Problem description:
Return the material word for word. Do not include the pictures.

[Stored records]
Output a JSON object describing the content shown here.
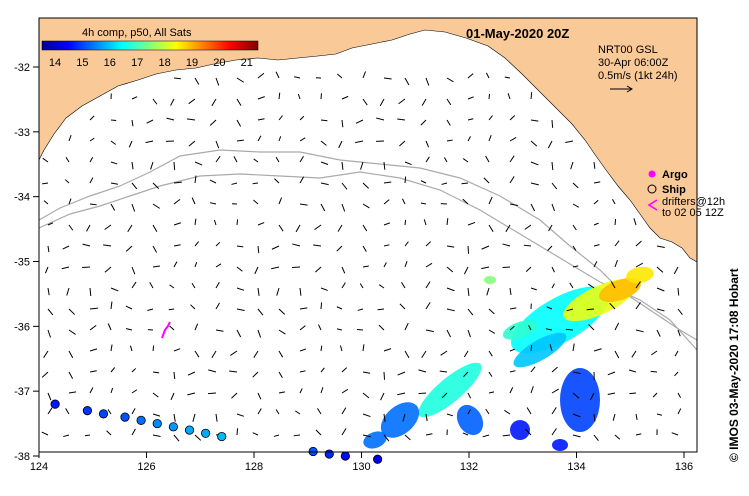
{
  "title": "01-May-2020 20Z",
  "colorbar": {
    "label": "4h comp, p50, All Sats",
    "ticks": [
      "14",
      "15",
      "16",
      "17",
      "18",
      "19",
      "20",
      "21"
    ]
  },
  "info": {
    "line1": "NRT00 GSL",
    "line2": "30-Apr 06:00Z",
    "line3": "0.5m/s (1kt 24h)"
  },
  "legend": {
    "argo": "Argo",
    "ship": "Ship",
    "drifters_line1": "drifters@12h",
    "drifters_line2": "to 02 05 12Z"
  },
  "side_label": "© IMOS 03-May-2020 17:08 Hobart",
  "x_axis": {
    "ticks": [
      "124",
      "126",
      "128",
      "130",
      "132",
      "134",
      "136"
    ]
  },
  "y_axis": {
    "ticks": [
      "-32",
      "-33",
      "-34",
      "-35",
      "-36",
      "-37",
      "-38"
    ]
  },
  "colors": {
    "land": "#f9c998",
    "ocean": "#ffffff",
    "isobath": "#aaaaaa",
    "drifter": "#ff00ff"
  },
  "drifter_track_points": [
    {
      "lon": 124.3,
      "lat": -37.2,
      "temp": 15.0
    },
    {
      "lon": 124.9,
      "lat": -37.3,
      "temp": 15.2
    },
    {
      "lon": 125.2,
      "lat": -37.35,
      "temp": 15.3
    },
    {
      "lon": 125.6,
      "lat": -37.4,
      "temp": 15.4
    },
    {
      "lon": 125.9,
      "lat": -37.45,
      "temp": 15.6
    },
    {
      "lon": 126.2,
      "lat": -37.5,
      "temp": 15.8
    },
    {
      "lon": 126.5,
      "lat": -37.55,
      "temp": 15.9
    },
    {
      "lon": 126.8,
      "lat": -37.6,
      "temp": 16.0
    },
    {
      "lon": 127.1,
      "lat": -37.65,
      "temp": 16.0
    },
    {
      "lon": 127.4,
      "lat": -37.7,
      "temp": 16.1
    },
    {
      "lon": 129.1,
      "lat": -37.93,
      "temp": 15.4
    },
    {
      "lon": 129.4,
      "lat": -37.97,
      "temp": 15.1
    },
    {
      "lon": 129.7,
      "lat": -38.0,
      "temp": 14.9
    },
    {
      "lon": 130.3,
      "lat": -38.05,
      "temp": 14.7
    }
  ]
}
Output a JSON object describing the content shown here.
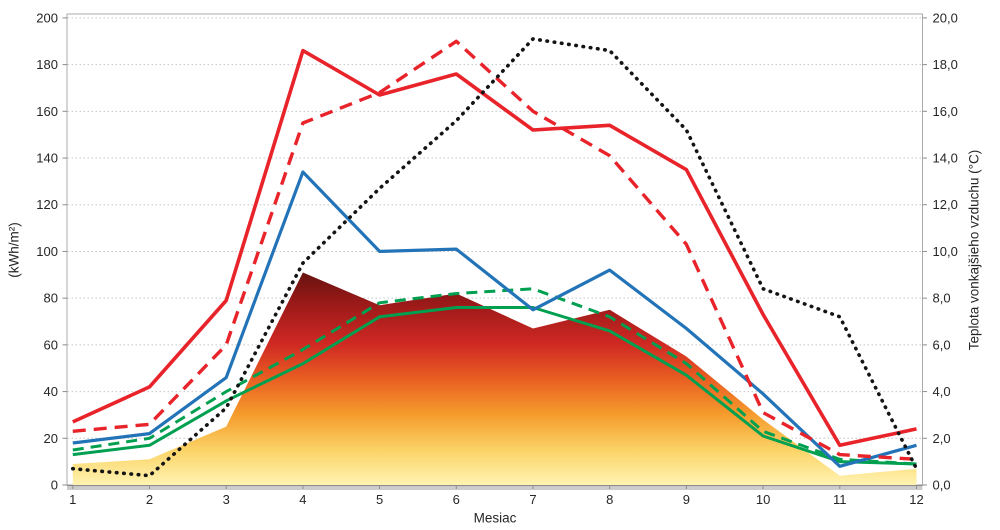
{
  "chart_data": {
    "type": "line",
    "title": "",
    "xlabel": "Mesiac",
    "ylabel_left": "(kWh/m²)",
    "ylabel_right": "Teplota vonkajšieho vzduchu (°C)",
    "x": [
      1,
      2,
      3,
      4,
      5,
      6,
      7,
      8,
      9,
      10,
      11,
      12
    ],
    "xtick_labels": [
      "1",
      "2",
      "3",
      "4",
      "5",
      "6",
      "7",
      "8",
      "9",
      "10",
      "11",
      "12"
    ],
    "ylim_left": [
      0,
      200
    ],
    "ylim_right": [
      0.0,
      20.0
    ],
    "yticks_left": [
      0,
      20,
      40,
      60,
      80,
      100,
      120,
      140,
      160,
      180,
      200
    ],
    "ytick_labels_left": [
      "0",
      "20",
      "40",
      "60",
      "80",
      "100",
      "120",
      "140",
      "160",
      "180",
      "200"
    ],
    "yticks_right": [
      0,
      2,
      4,
      6,
      8,
      10,
      12,
      14,
      16,
      18,
      20
    ],
    "ytick_labels_right": [
      "0,0",
      "2,0",
      "4,0",
      "6,0",
      "8,0",
      "10,0",
      "12,0",
      "14,0",
      "16,0",
      "18,0",
      "20,0"
    ],
    "grid": "horizontal-dotted",
    "legend": "none",
    "series": [
      {
        "id": "area-gradient",
        "name": "gradient-area-irradiation",
        "type": "area",
        "axis": "left",
        "values": [
          9,
          11,
          25,
          91,
          77,
          82,
          67,
          75,
          55,
          28,
          4,
          7
        ]
      },
      {
        "id": "green-solid",
        "name": "green-solid-line",
        "type": "line",
        "axis": "left",
        "color": "#00A050",
        "width": 3,
        "dash": null,
        "values": [
          13,
          17,
          36,
          52,
          72,
          76,
          76,
          66,
          47,
          21,
          10,
          9
        ]
      },
      {
        "id": "green-dashed",
        "name": "green-dashed-line",
        "type": "line",
        "axis": "left",
        "color": "#00A050",
        "width": 3,
        "dash": "11 7",
        "values": [
          15,
          20,
          40,
          58,
          78,
          82,
          84,
          72,
          52,
          23,
          11,
          9
        ]
      },
      {
        "id": "blue-solid",
        "name": "blue-solid-line",
        "type": "line",
        "axis": "left",
        "color": "#2273B8",
        "width": 3.2,
        "dash": null,
        "values": [
          18,
          22,
          46,
          134,
          100,
          101,
          75,
          92,
          67,
          39,
          8,
          17
        ]
      },
      {
        "id": "red-dashed",
        "name": "red-dashed-line",
        "type": "line",
        "axis": "left",
        "color": "#E8232A",
        "width": 3.4,
        "dash": "13 8",
        "values": [
          23,
          26,
          60,
          155,
          168,
          190,
          160,
          141,
          103,
          31,
          13,
          11
        ]
      },
      {
        "id": "red-solid",
        "name": "red-solid-line",
        "type": "line",
        "axis": "left",
        "color": "#E8232A",
        "width": 3.6,
        "dash": null,
        "values": [
          27,
          42,
          79,
          186,
          167,
          176,
          152,
          154,
          135,
          73,
          17,
          24
        ]
      },
      {
        "id": "black-dotted",
        "name": "black-dotted-temperature",
        "type": "line",
        "axis": "right",
        "color": "#141414",
        "width": 3.6,
        "dash": "0.5 6.8",
        "linecap": "round",
        "values": [
          0.7,
          0.4,
          3.3,
          9.5,
          12.7,
          15.6,
          19.1,
          18.6,
          15.2,
          8.4,
          7.2,
          0.7
        ]
      }
    ],
    "colors": {
      "grid": "#c6c6c6",
      "plot_border": "#ababab",
      "axis_line": "#8c8c8c",
      "axis_shadow": "#cccccc",
      "tick_text": "#262626",
      "area_gradient_stops": [
        [
          "0%",
          "#64120f"
        ],
        [
          "16%",
          "#9c1a19"
        ],
        [
          "34%",
          "#cf2823"
        ],
        [
          "50%",
          "#e85c22"
        ],
        [
          "67%",
          "#f59b2b"
        ],
        [
          "84%",
          "#fbd468"
        ],
        [
          "100%",
          "#fff3b2"
        ]
      ]
    }
  }
}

Output for this exercise:
Output a JSON object describing the content shown here.
{
  "title": "01-May-2020 20Z",
  "colorbar": {
    "label": "4h comp, p50, All Sats",
    "ticks": [
      "14",
      "15",
      "16",
      "17",
      "18",
      "19",
      "20",
      "21"
    ]
  },
  "info": {
    "line1": "NRT00 GSL",
    "line2": "30-Apr 06:00Z",
    "line3": "0.5m/s (1kt 24h)"
  },
  "legend": {
    "argo": "Argo",
    "ship": "Ship",
    "drifters_line1": "drifters@12h",
    "drifters_line2": "to 02 05 12Z"
  },
  "side_label": "© IMOS 03-May-2020 17:08 Hobart",
  "x_axis": {
    "ticks": [
      "124",
      "126",
      "128",
      "130",
      "132",
      "134",
      "136"
    ]
  },
  "y_axis": {
    "ticks": [
      "-32",
      "-33",
      "-34",
      "-35",
      "-36",
      "-37",
      "-38"
    ]
  },
  "colors": {
    "land": "#f9c998",
    "ocean": "#ffffff",
    "isobath": "#aaaaaa",
    "drifter": "#ff00ff"
  },
  "drifter_track_points": [
    {
      "lon": 124.3,
      "lat": -37.2,
      "temp": 15.0
    },
    {
      "lon": 124.9,
      "lat": -37.3,
      "temp": 15.2
    },
    {
      "lon": 125.2,
      "lat": -37.35,
      "temp": 15.3
    },
    {
      "lon": 125.6,
      "lat": -37.4,
      "temp": 15.4
    },
    {
      "lon": 125.9,
      "lat": -37.45,
      "temp": 15.6
    },
    {
      "lon": 126.2,
      "lat": -37.5,
      "temp": 15.8
    },
    {
      "lon": 126.5,
      "lat": -37.55,
      "temp": 15.9
    },
    {
      "lon": 126.8,
      "lat": -37.6,
      "temp": 16.0
    },
    {
      "lon": 127.1,
      "lat": -37.65,
      "temp": 16.0
    },
    {
      "lon": 127.4,
      "lat": -37.7,
      "temp": 16.1
    },
    {
      "lon": 129.1,
      "lat": -37.93,
      "temp": 15.4
    },
    {
      "lon": 129.4,
      "lat": -37.97,
      "temp": 15.1
    },
    {
      "lon": 129.7,
      "lat": -38.0,
      "temp": 14.9
    },
    {
      "lon": 130.3,
      "lat": -38.05,
      "temp": 14.7
    }
  ]
}
Output a JSON object describing the content shown here.
{
  "chart_data": {
    "type": "line",
    "title": "",
    "xlabel": "Mesiac",
    "ylabel_left": "(kWh/m²)",
    "ylabel_right": "Teplota vonkajšieho vzduchu (°C)",
    "x": [
      1,
      2,
      3,
      4,
      5,
      6,
      7,
      8,
      9,
      10,
      11,
      12
    ],
    "xtick_labels": [
      "1",
      "2",
      "3",
      "4",
      "5",
      "6",
      "7",
      "8",
      "9",
      "10",
      "11",
      "12"
    ],
    "ylim_left": [
      0,
      200
    ],
    "ylim_right": [
      0.0,
      20.0
    ],
    "yticks_left": [
      0,
      20,
      40,
      60,
      80,
      100,
      120,
      140,
      160,
      180,
      200
    ],
    "ytick_labels_left": [
      "0",
      "20",
      "40",
      "60",
      "80",
      "100",
      "120",
      "140",
      "160",
      "180",
      "200"
    ],
    "yticks_right": [
      0,
      2,
      4,
      6,
      8,
      10,
      12,
      14,
      16,
      18,
      20
    ],
    "ytick_labels_right": [
      "0,0",
      "2,0",
      "4,0",
      "6,0",
      "8,0",
      "10,0",
      "12,0",
      "14,0",
      "16,0",
      "18,0",
      "20,0"
    ],
    "grid": "horizontal-dotted",
    "legend": "none",
    "series": [
      {
        "id": "area-gradient",
        "name": "gradient-area-irradiation",
        "type": "area",
        "axis": "left",
        "values": [
          9,
          11,
          25,
          91,
          77,
          82,
          67,
          75,
          55,
          28,
          4,
          7
        ]
      },
      {
        "id": "green-solid",
        "name": "green-solid-line",
        "type": "line",
        "axis": "left",
        "color": "#00A050",
        "width": 3,
        "dash": null,
        "values": [
          13,
          17,
          36,
          52,
          72,
          76,
          76,
          66,
          47,
          21,
          10,
          9
        ]
      },
      {
        "id": "green-dashed",
        "name": "green-dashed-line",
        "type": "line",
        "axis": "left",
        "color": "#00A050",
        "width": 3,
        "dash": "11 7",
        "values": [
          15,
          20,
          40,
          58,
          78,
          82,
          84,
          72,
          52,
          23,
          11,
          9
        ]
      },
      {
        "id": "blue-solid",
        "name": "blue-solid-line",
        "type": "line",
        "axis": "left",
        "color": "#2273B8",
        "width": 3.2,
        "dash": null,
        "values": [
          18,
          22,
          46,
          134,
          100,
          101,
          75,
          92,
          67,
          39,
          8,
          17
        ]
      },
      {
        "id": "red-dashed",
        "name": "red-dashed-line",
        "type": "line",
        "axis": "left",
        "color": "#E8232A",
        "width": 3.4,
        "dash": "13 8",
        "values": [
          23,
          26,
          60,
          155,
          168,
          190,
          160,
          141,
          103,
          31,
          13,
          11
        ]
      },
      {
        "id": "red-solid",
        "name": "red-solid-line",
        "type": "line",
        "axis": "left",
        "color": "#E8232A",
        "width": 3.6,
        "dash": null,
        "values": [
          27,
          42,
          79,
          186,
          167,
          176,
          152,
          154,
          135,
          73,
          17,
          24
        ]
      },
      {
        "id": "black-dotted",
        "name": "black-dotted-temperature",
        "type": "line",
        "axis": "right",
        "color": "#141414",
        "width": 3.6,
        "dash": "0.5 6.8",
        "linecap": "round",
        "values": [
          0.7,
          0.4,
          3.3,
          9.5,
          12.7,
          15.6,
          19.1,
          18.6,
          15.2,
          8.4,
          7.2,
          0.7
        ]
      }
    ],
    "colors": {
      "grid": "#c6c6c6",
      "plot_border": "#ababab",
      "axis_line": "#8c8c8c",
      "axis_shadow": "#cccccc",
      "tick_text": "#262626",
      "area_gradient_stops": [
        [
          "0%",
          "#64120f"
        ],
        [
          "16%",
          "#9c1a19"
        ],
        [
          "34%",
          "#cf2823"
        ],
        [
          "50%",
          "#e85c22"
        ],
        [
          "67%",
          "#f59b2b"
        ],
        [
          "84%",
          "#fbd468"
        ],
        [
          "100%",
          "#fff3b2"
        ]
      ]
    }
  }
}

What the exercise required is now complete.